Work to be completed: Will you output the entries below exactly, skipping every image they contain?

Extracted material:
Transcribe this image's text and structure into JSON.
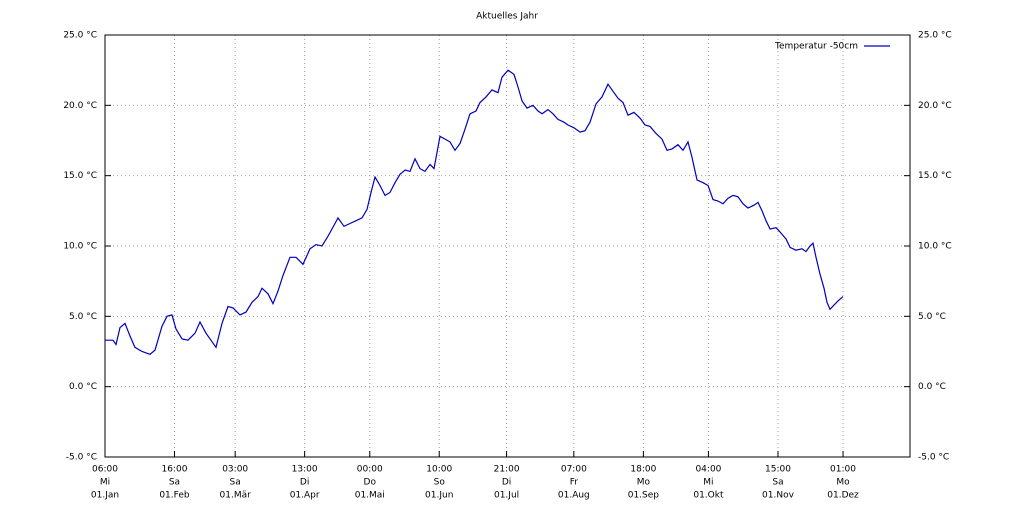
{
  "chart_data": {
    "type": "line",
    "title": "Aktuelles Jahr",
    "series": [
      {
        "name": "Temperatur -50cm",
        "color": "#0000c0",
        "x": [
          6,
          93,
          125,
          169,
          223,
          277,
          331,
          408,
          494,
          549,
          625,
          679,
          733,
          777,
          842,
          907,
          983,
          1037,
          1102,
          1167,
          1211,
          1276,
          1341,
          1395,
          1471,
          1537,
          1602,
          1667,
          1710,
          1775,
          1830,
          1884,
          1938,
          2014,
          2079,
          2155,
          2231,
          2296,
          2361,
          2427,
          2503,
          2535,
          2600,
          2665,
          2731,
          2796,
          2850,
          2893,
          2937,
          2991,
          3045,
          3100,
          3154,
          3208,
          3263,
          3317,
          3371,
          3425,
          3480,
          3534,
          3577,
          3642,
          3697,
          3751,
          3805,
          3860,
          3914,
          3968,
          4033,
          4077,
          4142,
          4207,
          4272,
          4315,
          4381,
          4446,
          4489,
          4533,
          4587,
          4652,
          4706,
          4750,
          4815,
          4869,
          4923,
          4988,
          5032,
          5097,
          5162,
          5216,
          5271,
          5336,
          5401,
          5466,
          5520,
          5575,
          5629,
          5683,
          5748,
          5813,
          5868,
          5922,
          5987,
          6052,
          6106,
          6161,
          6226,
          6280,
          6334,
          6378,
          6432,
          6497,
          6552,
          6606,
          6660,
          6714,
          6769,
          6823,
          6877,
          6931,
          6986,
          7051,
          7094,
          7138,
          7181,
          7225,
          7290,
          7333,
          7398,
          7442,
          7507,
          7572,
          7615,
          7659,
          7691,
          7724,
          7767,
          7811,
          7843,
          7876,
          7919,
          7963,
          8017
        ],
        "values": [
          3.3,
          3.3,
          3.0,
          4.2,
          4.5,
          3.6,
          2.8,
          2.5,
          2.3,
          2.6,
          4.3,
          5.0,
          5.1,
          4.1,
          3.4,
          3.3,
          3.8,
          4.6,
          3.8,
          3.2,
          2.8,
          4.5,
          5.7,
          5.6,
          5.1,
          5.3,
          6.0,
          6.4,
          7.0,
          6.6,
          5.9,
          6.8,
          7.9,
          9.2,
          9.2,
          8.7,
          9.8,
          10.1,
          10.0,
          10.7,
          11.6,
          12.0,
          11.4,
          11.6,
          11.8,
          12.0,
          12.6,
          13.8,
          14.9,
          14.3,
          13.6,
          13.8,
          14.5,
          15.1,
          15.4,
          15.3,
          16.2,
          15.5,
          15.3,
          15.8,
          15.5,
          17.8,
          17.6,
          17.4,
          16.8,
          17.3,
          18.3,
          19.4,
          19.6,
          20.2,
          20.6,
          21.1,
          20.9,
          22.0,
          22.5,
          22.2,
          21.3,
          20.3,
          19.8,
          20.0,
          19.6,
          19.4,
          19.7,
          19.4,
          19.0,
          18.8,
          18.6,
          18.4,
          18.1,
          18.2,
          18.8,
          20.1,
          20.6,
          21.5,
          21.0,
          20.5,
          20.2,
          19.3,
          19.5,
          19.1,
          18.6,
          18.5,
          18.0,
          17.6,
          16.8,
          16.9,
          17.2,
          16.8,
          17.4,
          16.3,
          14.7,
          14.5,
          14.3,
          13.3,
          13.2,
          13.0,
          13.4,
          13.6,
          13.5,
          13.0,
          12.7,
          12.9,
          13.1,
          12.5,
          11.8,
          11.2,
          11.3,
          11.0,
          10.5,
          9.9,
          9.7,
          9.8,
          9.6,
          10.0,
          10.2,
          9.2,
          8.0,
          7.0,
          6.0,
          5.5,
          5.8,
          6.1,
          6.4
        ]
      }
    ],
    "xlim": [
      6,
      8744
    ],
    "xticks": [
      {
        "value": 6,
        "label": [
          "06:00",
          "Mi",
          "01.Jan"
        ]
      },
      {
        "value": 760,
        "label": [
          "16:00",
          "Sa",
          "01.Feb"
        ]
      },
      {
        "value": 1419,
        "label": [
          "03:00",
          "Sa",
          "01.Mär"
        ]
      },
      {
        "value": 2173,
        "label": [
          "13:00",
          "Di",
          "01.Apr"
        ]
      },
      {
        "value": 2880,
        "label": [
          "00:00",
          "Do",
          "01.Mai"
        ]
      },
      {
        "value": 3634,
        "label": [
          "10:00",
          "So",
          "01.Jun"
        ]
      },
      {
        "value": 4365,
        "label": [
          "21:00",
          "Di",
          "01.Jul"
        ]
      },
      {
        "value": 5095,
        "label": [
          "07:00",
          "Fr",
          "01.Aug"
        ]
      },
      {
        "value": 5850,
        "label": [
          "18:00",
          "Mo",
          "01.Sep"
        ]
      },
      {
        "value": 6556,
        "label": [
          "04:00",
          "Mi",
          "01.Okt"
        ]
      },
      {
        "value": 7311,
        "label": [
          "15:00",
          "Sa",
          "01.Nov"
        ]
      },
      {
        "value": 8017,
        "label": [
          "01:00",
          "Mo",
          "01.Dez"
        ]
      }
    ],
    "ylim": [
      -5,
      25
    ],
    "yticks": [
      {
        "value": -5,
        "label": "-5.0 °C"
      },
      {
        "value": 0,
        "label": "0.0 °C"
      },
      {
        "value": 5,
        "label": "5.0 °C"
      },
      {
        "value": 10,
        "label": "10.0 °C"
      },
      {
        "value": 15,
        "label": "15.0 °C"
      },
      {
        "value": 20,
        "label": "20.0 °C"
      },
      {
        "value": 25,
        "label": "25.0 °C"
      }
    ],
    "grid": true,
    "legend": "top-right"
  }
}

Right answer:
Transcribe this image's text and structure into JSON.
{
  "chart_data": {
    "type": "line",
    "title": "Aktuelles Jahr",
    "series": [
      {
        "name": "Temperatur -50cm",
        "color": "#0000c0",
        "x": [
          6,
          93,
          125,
          169,
          223,
          277,
          331,
          408,
          494,
          549,
          625,
          679,
          733,
          777,
          842,
          907,
          983,
          1037,
          1102,
          1167,
          1211,
          1276,
          1341,
          1395,
          1471,
          1537,
          1602,
          1667,
          1710,
          1775,
          1830,
          1884,
          1938,
          2014,
          2079,
          2155,
          2231,
          2296,
          2361,
          2427,
          2503,
          2535,
          2600,
          2665,
          2731,
          2796,
          2850,
          2893,
          2937,
          2991,
          3045,
          3100,
          3154,
          3208,
          3263,
          3317,
          3371,
          3425,
          3480,
          3534,
          3577,
          3642,
          3697,
          3751,
          3805,
          3860,
          3914,
          3968,
          4033,
          4077,
          4142,
          4207,
          4272,
          4315,
          4381,
          4446,
          4489,
          4533,
          4587,
          4652,
          4706,
          4750,
          4815,
          4869,
          4923,
          4988,
          5032,
          5097,
          5162,
          5216,
          5271,
          5336,
          5401,
          5466,
          5520,
          5575,
          5629,
          5683,
          5748,
          5813,
          5868,
          5922,
          5987,
          6052,
          6106,
          6161,
          6226,
          6280,
          6334,
          6378,
          6432,
          6497,
          6552,
          6606,
          6660,
          6714,
          6769,
          6823,
          6877,
          6931,
          6986,
          7051,
          7094,
          7138,
          7181,
          7225,
          7290,
          7333,
          7398,
          7442,
          7507,
          7572,
          7615,
          7659,
          7691,
          7724,
          7767,
          7811,
          7843,
          7876,
          7919,
          7963,
          8017
        ],
        "values": [
          3.3,
          3.3,
          3.0,
          4.2,
          4.5,
          3.6,
          2.8,
          2.5,
          2.3,
          2.6,
          4.3,
          5.0,
          5.1,
          4.1,
          3.4,
          3.3,
          3.8,
          4.6,
          3.8,
          3.2,
          2.8,
          4.5,
          5.7,
          5.6,
          5.1,
          5.3,
          6.0,
          6.4,
          7.0,
          6.6,
          5.9,
          6.8,
          7.9,
          9.2,
          9.2,
          8.7,
          9.8,
          10.1,
          10.0,
          10.7,
          11.6,
          12.0,
          11.4,
          11.6,
          11.8,
          12.0,
          12.6,
          13.8,
          14.9,
          14.3,
          13.6,
          13.8,
          14.5,
          15.1,
          15.4,
          15.3,
          16.2,
          15.5,
          15.3,
          15.8,
          15.5,
          17.8,
          17.6,
          17.4,
          16.8,
          17.3,
          18.3,
          19.4,
          19.6,
          20.2,
          20.6,
          21.1,
          20.9,
          22.0,
          22.5,
          22.2,
          21.3,
          20.3,
          19.8,
          20.0,
          19.6,
          19.4,
          19.7,
          19.4,
          19.0,
          18.8,
          18.6,
          18.4,
          18.1,
          18.2,
          18.8,
          20.1,
          20.6,
          21.5,
          21.0,
          20.5,
          20.2,
          19.3,
          19.5,
          19.1,
          18.6,
          18.5,
          18.0,
          17.6,
          16.8,
          16.9,
          17.2,
          16.8,
          17.4,
          16.3,
          14.7,
          14.5,
          14.3,
          13.3,
          13.2,
          13.0,
          13.4,
          13.6,
          13.5,
          13.0,
          12.7,
          12.9,
          13.1,
          12.5,
          11.8,
          11.2,
          11.3,
          11.0,
          10.5,
          9.9,
          9.7,
          9.8,
          9.6,
          10.0,
          10.2,
          9.2,
          8.0,
          7.0,
          6.0,
          5.5,
          5.8,
          6.1,
          6.4
        ]
      }
    ],
    "xlim": [
      6,
      8744
    ],
    "xticks": [
      {
        "value": 6,
        "label": [
          "06:00",
          "Mi",
          "01.Jan"
        ]
      },
      {
        "value": 760,
        "label": [
          "16:00",
          "Sa",
          "01.Feb"
        ]
      },
      {
        "value": 1419,
        "label": [
          "03:00",
          "Sa",
          "01.Mär"
        ]
      },
      {
        "value": 2173,
        "label": [
          "13:00",
          "Di",
          "01.Apr"
        ]
      },
      {
        "value": 2880,
        "label": [
          "00:00",
          "Do",
          "01.Mai"
        ]
      },
      {
        "value": 3634,
        "label": [
          "10:00",
          "So",
          "01.Jun"
        ]
      },
      {
        "value": 4365,
        "label": [
          "21:00",
          "Di",
          "01.Jul"
        ]
      },
      {
        "value": 5095,
        "label": [
          "07:00",
          "Fr",
          "01.Aug"
        ]
      },
      {
        "value": 5850,
        "label": [
          "18:00",
          "Mo",
          "01.Sep"
        ]
      },
      {
        "value": 6556,
        "label": [
          "04:00",
          "Mi",
          "01.Okt"
        ]
      },
      {
        "value": 7311,
        "label": [
          "15:00",
          "Sa",
          "01.Nov"
        ]
      },
      {
        "value": 8017,
        "label": [
          "01:00",
          "Mo",
          "01.Dez"
        ]
      }
    ],
    "ylim": [
      -5,
      25
    ],
    "yticks": [
      {
        "value": -5,
        "label": "-5.0 °C"
      },
      {
        "value": 0,
        "label": "0.0 °C"
      },
      {
        "value": 5,
        "label": "5.0 °C"
      },
      {
        "value": 10,
        "label": "10.0 °C"
      },
      {
        "value": 15,
        "label": "15.0 °C"
      },
      {
        "value": 20,
        "label": "20.0 °C"
      },
      {
        "value": 25,
        "label": "25.0 °C"
      }
    ],
    "grid": true,
    "legend": "top-right"
  }
}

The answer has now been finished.